## WRITTEN REQUEST:
Output each line of the material exactly as it stands.

(Dataset entries)
--- start ---
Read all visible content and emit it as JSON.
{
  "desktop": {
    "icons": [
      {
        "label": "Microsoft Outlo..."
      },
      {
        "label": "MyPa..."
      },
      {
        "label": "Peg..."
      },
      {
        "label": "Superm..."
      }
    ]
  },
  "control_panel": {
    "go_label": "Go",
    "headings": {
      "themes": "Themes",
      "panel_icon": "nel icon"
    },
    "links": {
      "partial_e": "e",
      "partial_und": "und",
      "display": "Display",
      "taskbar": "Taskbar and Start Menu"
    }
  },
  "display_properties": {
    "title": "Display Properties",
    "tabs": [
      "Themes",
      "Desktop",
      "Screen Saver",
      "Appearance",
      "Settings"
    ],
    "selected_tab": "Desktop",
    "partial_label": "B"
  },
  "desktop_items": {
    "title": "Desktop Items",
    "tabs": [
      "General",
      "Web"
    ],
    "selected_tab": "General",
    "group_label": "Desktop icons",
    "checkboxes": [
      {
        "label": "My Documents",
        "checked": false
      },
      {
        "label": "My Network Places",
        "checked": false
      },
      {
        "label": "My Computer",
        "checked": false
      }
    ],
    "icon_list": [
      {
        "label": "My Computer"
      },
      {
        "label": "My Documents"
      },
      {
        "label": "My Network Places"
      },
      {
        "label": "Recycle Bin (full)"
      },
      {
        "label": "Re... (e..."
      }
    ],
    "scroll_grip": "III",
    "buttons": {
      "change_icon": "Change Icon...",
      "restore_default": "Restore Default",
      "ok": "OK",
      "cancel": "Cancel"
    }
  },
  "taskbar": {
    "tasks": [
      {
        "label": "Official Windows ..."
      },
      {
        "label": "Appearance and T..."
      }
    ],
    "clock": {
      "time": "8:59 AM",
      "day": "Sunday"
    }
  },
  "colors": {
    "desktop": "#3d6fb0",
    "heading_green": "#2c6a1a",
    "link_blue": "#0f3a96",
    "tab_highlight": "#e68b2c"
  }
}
--- end ---
## RESULT OF THIS TASK:
Read all visible content and emit it as JSON.
{
  "desktop": {
    "icons": [
      {
        "label": "Microsoft Outlo..."
      },
      {
        "label": "MyPa..."
      },
      {
        "label": "Peg..."
      },
      {
        "label": "Superm..."
      }
    ]
  },
  "control_panel": {
    "go_label": "Go",
    "headings": {
      "themes": "Themes",
      "panel_icon": "nel icon"
    },
    "links": {
      "partial_e": "e",
      "partial_und": "und",
      "display": "Display",
      "taskbar": "Taskbar and Start Menu"
    }
  },
  "display_properties": {
    "title": "Display Properties",
    "tabs": [
      "Themes",
      "Desktop",
      "Screen Saver",
      "Appearance",
      "Settings"
    ],
    "selected_tab": "Desktop",
    "partial_label": "B"
  },
  "desktop_items": {
    "title": "Desktop Items",
    "tabs": [
      "General",
      "Web"
    ],
    "selected_tab": "General",
    "group_label": "Desktop icons",
    "checkboxes": [
      {
        "label": "My Documents",
        "checked": false
      },
      {
        "label": "My Network Places",
        "checked": false
      },
      {
        "label": "My Computer",
        "checked": false
      }
    ],
    "icon_list": [
      {
        "label": "My Computer"
      },
      {
        "label": "My Documents"
      },
      {
        "label": "My Network Places"
      },
      {
        "label": "Recycle Bin (full)"
      },
      {
        "label": "Re... (e..."
      }
    ],
    "scroll_grip": "III",
    "buttons": {
      "change_icon": "Change Icon...",
      "restore_default": "Restore Default",
      "ok": "OK",
      "cancel": "Cancel"
    }
  },
  "taskbar": {
    "tasks": [
      {
        "label": "Official Windows ..."
      },
      {
        "label": "Appearance and T..."
      }
    ],
    "clock": {
      "time": "8:59 AM",
      "day": "Sunday"
    }
  },
  "colors": {
    "desktop": "#3d6fb0",
    "heading_green": "#2c6a1a",
    "link_blue": "#0f3a96",
    "tab_highlight": "#e68b2c"
  }
}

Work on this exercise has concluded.